*Given request:* Below is a block of records; repeat each one exactly.

Dataset records
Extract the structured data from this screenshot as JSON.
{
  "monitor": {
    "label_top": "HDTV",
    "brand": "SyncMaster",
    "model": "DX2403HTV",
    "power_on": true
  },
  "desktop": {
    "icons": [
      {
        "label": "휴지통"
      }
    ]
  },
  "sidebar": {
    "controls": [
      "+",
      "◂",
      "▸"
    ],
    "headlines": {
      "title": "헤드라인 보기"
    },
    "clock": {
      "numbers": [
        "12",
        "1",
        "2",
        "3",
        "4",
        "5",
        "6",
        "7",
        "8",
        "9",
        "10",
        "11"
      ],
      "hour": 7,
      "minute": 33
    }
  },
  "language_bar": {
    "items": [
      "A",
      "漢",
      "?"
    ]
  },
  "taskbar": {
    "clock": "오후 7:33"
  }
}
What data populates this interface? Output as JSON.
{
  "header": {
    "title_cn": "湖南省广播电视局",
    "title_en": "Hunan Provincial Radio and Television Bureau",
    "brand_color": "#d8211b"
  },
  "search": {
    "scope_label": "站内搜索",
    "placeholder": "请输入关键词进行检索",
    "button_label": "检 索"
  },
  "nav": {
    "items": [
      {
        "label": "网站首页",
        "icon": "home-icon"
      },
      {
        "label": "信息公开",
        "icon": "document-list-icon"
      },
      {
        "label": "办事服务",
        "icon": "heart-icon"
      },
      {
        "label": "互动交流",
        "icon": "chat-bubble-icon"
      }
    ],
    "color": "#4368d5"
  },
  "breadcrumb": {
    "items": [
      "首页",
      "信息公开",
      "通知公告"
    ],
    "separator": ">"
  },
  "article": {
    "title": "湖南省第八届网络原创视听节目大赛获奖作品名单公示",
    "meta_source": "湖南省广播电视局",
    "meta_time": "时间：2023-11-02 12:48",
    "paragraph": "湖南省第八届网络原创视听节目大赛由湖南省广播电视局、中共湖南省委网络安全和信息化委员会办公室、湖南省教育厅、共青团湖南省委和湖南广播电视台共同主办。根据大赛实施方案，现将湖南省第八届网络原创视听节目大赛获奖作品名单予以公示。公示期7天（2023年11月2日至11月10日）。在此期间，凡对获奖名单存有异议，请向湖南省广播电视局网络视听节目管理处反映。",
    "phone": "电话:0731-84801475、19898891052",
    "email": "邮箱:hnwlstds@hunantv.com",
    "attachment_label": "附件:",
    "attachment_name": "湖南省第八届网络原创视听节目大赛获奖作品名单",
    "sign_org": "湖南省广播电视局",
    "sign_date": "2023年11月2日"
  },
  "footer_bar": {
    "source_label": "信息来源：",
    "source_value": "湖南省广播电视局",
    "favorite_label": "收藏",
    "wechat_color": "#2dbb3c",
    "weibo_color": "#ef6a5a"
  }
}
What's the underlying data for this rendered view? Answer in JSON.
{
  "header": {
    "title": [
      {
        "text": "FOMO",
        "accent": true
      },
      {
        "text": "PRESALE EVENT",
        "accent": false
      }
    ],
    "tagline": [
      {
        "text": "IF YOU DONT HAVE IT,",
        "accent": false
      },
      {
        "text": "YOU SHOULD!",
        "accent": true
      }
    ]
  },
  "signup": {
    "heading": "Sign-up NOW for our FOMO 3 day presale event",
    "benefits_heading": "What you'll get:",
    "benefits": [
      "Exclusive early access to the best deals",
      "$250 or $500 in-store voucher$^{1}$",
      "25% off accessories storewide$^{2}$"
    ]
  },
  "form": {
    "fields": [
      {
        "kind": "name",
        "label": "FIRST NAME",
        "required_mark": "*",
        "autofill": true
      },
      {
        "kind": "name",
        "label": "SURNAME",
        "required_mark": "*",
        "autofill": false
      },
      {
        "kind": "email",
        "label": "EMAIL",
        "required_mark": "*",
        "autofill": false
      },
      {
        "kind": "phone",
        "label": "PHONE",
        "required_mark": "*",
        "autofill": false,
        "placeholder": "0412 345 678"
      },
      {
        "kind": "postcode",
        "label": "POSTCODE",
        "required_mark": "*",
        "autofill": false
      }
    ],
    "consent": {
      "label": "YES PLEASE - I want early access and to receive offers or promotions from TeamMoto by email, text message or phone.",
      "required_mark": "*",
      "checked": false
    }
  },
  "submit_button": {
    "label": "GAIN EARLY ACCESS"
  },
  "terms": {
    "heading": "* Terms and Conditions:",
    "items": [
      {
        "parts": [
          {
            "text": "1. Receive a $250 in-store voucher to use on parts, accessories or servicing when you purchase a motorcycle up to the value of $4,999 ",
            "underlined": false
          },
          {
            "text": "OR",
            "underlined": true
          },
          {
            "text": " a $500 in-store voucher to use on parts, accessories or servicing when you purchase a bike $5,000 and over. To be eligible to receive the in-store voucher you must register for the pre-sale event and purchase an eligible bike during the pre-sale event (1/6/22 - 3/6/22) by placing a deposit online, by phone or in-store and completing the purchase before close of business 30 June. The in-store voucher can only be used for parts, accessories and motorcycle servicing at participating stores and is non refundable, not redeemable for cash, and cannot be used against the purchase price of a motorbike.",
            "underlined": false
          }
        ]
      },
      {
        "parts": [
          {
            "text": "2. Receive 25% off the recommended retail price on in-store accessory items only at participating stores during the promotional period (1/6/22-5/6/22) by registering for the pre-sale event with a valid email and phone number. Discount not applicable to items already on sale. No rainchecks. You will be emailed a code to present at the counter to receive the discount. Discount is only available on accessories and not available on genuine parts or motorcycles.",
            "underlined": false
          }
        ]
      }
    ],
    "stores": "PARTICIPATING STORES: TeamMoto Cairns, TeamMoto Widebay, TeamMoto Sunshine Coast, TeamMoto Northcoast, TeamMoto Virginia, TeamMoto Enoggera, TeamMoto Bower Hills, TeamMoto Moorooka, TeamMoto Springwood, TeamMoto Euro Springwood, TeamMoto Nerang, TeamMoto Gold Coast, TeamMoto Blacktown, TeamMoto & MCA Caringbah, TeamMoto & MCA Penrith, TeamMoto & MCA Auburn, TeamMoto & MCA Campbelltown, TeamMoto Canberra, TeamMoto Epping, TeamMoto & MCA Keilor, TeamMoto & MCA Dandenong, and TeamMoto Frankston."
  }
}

*Final result:*
Extract the structured data from this screenshot as JSON.
{
  "monitor": {
    "label_top": "HDTV",
    "brand": "SyncMaster",
    "model": "DX2403HTV",
    "power_on": true
  },
  "desktop": {
    "icons": [
      {
        "label": "휴지통"
      }
    ]
  },
  "sidebar": {
    "controls": [
      "+",
      "◂",
      "▸"
    ],
    "headlines": {
      "title": "헤드라인 보기"
    },
    "clock": {
      "numbers": [
        "12",
        "1",
        "2",
        "3",
        "4",
        "5",
        "6",
        "7",
        "8",
        "9",
        "10",
        "11"
      ],
      "hour": 7,
      "minute": 33
    }
  },
  "language_bar": {
    "items": [
      "A",
      "漢",
      "?"
    ]
  },
  "taskbar": {
    "clock": "오후 7:33"
  }
}
What data populates this interface? Output as JSON.
{
  "header": {
    "title_cn": "湖南省广播电视局",
    "title_en": "Hunan Provincial Radio and Television Bureau",
    "brand_color": "#d8211b"
  },
  "search": {
    "scope_label": "站内搜索",
    "placeholder": "请输入关键词进行检索",
    "button_label": "检 索"
  },
  "nav": {
    "items": [
      {
        "label": "网站首页",
        "icon": "home-icon"
      },
      {
        "label": "信息公开",
        "icon": "document-list-icon"
      },
      {
        "label": "办事服务",
        "icon": "heart-icon"
      },
      {
        "label": "互动交流",
        "icon": "chat-bubble-icon"
      }
    ],
    "color": "#4368d5"
  },
  "breadcrumb": {
    "items": [
      "首页",
      "信息公开",
      "通知公告"
    ],
    "separator": ">"
  },
  "article": {
    "title": "湖南省第八届网络原创视听节目大赛获奖作品名单公示",
    "meta_source": "湖南省广播电视局",
    "meta_time": "时间：2023-11-02 12:48",
    "paragraph": "湖南省第八届网络原创视听节目大赛由湖南省广播电视局、中共湖南省委网络安全和信息化委员会办公室、湖南省教育厅、共青团湖南省委和湖南广播电视台共同主办。根据大赛实施方案，现将湖南省第八届网络原创视听节目大赛获奖作品名单予以公示。公示期7天（2023年11月2日至11月10日）。在此期间，凡对获奖名单存有异议，请向湖南省广播电视局网络视听节目管理处反映。",
    "phone": "电话:0731-84801475、19898891052",
    "email": "邮箱:hnwlstds@hunantv.com",
    "attachment_label": "附件:",
    "attachment_name": "湖南省第八届网络原创视听节目大赛获奖作品名单",
    "sign_org": "湖南省广播电视局",
    "sign_date": "2023年11月2日"
  },
  "footer_bar": {
    "source_label": "信息来源：",
    "source_value": "湖南省广播电视局",
    "favorite_label": "收藏",
    "wechat_color": "#2dbb3c",
    "weibo_color": "#ef6a5a"
  }
}
What's the underlying data for this rendered view? Answer in JSON.
{
  "header": {
    "title": [
      {
        "text": "FOMO",
        "accent": true
      },
      {
        "text": "PRESALE EVENT",
        "accent": false
      }
    ],
    "tagline": [
      {
        "text": "IF YOU DONT HAVE IT,",
        "accent": false
      },
      {
        "text": "YOU SHOULD!",
        "accent": true
      }
    ]
  },
  "signup": {
    "heading": "Sign-up NOW for our FOMO 3 day presale event",
    "benefits_heading": "What you'll get:",
    "benefits": [
      "Exclusive early access to the best deals",
      "$250 or $500 in-store voucher$^{1}$",
      "25% off accessories storewide$^{2}$"
    ]
  },
  "form": {
    "fields": [
      {
        "kind": "name",
        "label": "FIRST NAME",
        "required_mark": "*",
        "autofill": true
      },
      {
        "kind": "name",
        "label": "SURNAME",
        "required_mark": "*",
        "autofill": false
      },
      {
        "kind": "email",
        "label": "EMAIL",
        "required_mark": "*",
        "autofill": false
      },
      {
        "kind": "phone",
        "label": "PHONE",
        "required_mark": "*",
        "autofill": false,
        "placeholder": "0412 345 678"
      },
      {
        "kind": "postcode",
        "label": "POSTCODE",
        "required_mark": "*",
        "autofill": false
      }
    ],
    "consent": {
      "label": "YES PLEASE - I want early access and to receive offers or promotions from TeamMoto by email, text message or phone.",
      "required_mark": "*",
      "checked": false
    }
  },
  "submit_button": {
    "label": "GAIN EARLY ACCESS"
  },
  "terms": {
    "heading": "* Terms and Conditions:",
    "items": [
      {
        "parts": [
          {
            "text": "1. Receive a $250 in-store voucher to use on parts, accessories or servicing when you purchase a motorcycle up to the value of $4,999 ",
            "underlined": false
          },
          {
            "text": "OR",
            "underlined": true
          },
          {
            "text": " a $500 in-store voucher to use on parts, accessories or servicing when you purchase a bike $5,000 and over. To be eligible to receive the in-store voucher you must register for the pre-sale event and purchase an eligible bike during the pre-sale event (1/6/22 - 3/6/22) by placing a deposit online, by phone or in-store and completing the purchase before close of business 30 June. The in-store voucher can only be used for parts, accessories and motorcycle servicing at participating stores and is non refundable, not redeemable for cash, and cannot be used against the purchase price of a motorbike.",
            "underlined": false
          }
        ]
      },
      {
        "parts": [
          {
            "text": "2. Receive 25% off the recommended retail price on in-store accessory items only at participating stores during the promotional period (1/6/22-5/6/22) by registering for the pre-sale event with a valid email and phone number. Discount not applicable to items already on sale. No rainchecks. You will be emailed a code to present at the counter to receive the discount. Discount is only available on accessories and not available on genuine parts or motorcycles.",
            "underlined": false
          }
        ]
      }
    ],
    "stores": "PARTICIPATING STORES: TeamMoto Cairns, TeamMoto Widebay, TeamMoto Sunshine Coast, TeamMoto Northcoast, TeamMoto Virginia, TeamMoto Enoggera, TeamMoto Bower Hills, TeamMoto Moorooka, TeamMoto Springwood, TeamMoto Euro Springwood, TeamMoto Nerang, TeamMoto Gold Coast, TeamMoto Blacktown, TeamMoto & MCA Caringbah, TeamMoto & MCA Penrith, TeamMoto & MCA Auburn, TeamMoto & MCA Campbelltown, TeamMoto Canberra, TeamMoto Epping, TeamMoto & MCA Keilor, TeamMoto & MCA Dandenong, and TeamMoto Frankston."
  }
}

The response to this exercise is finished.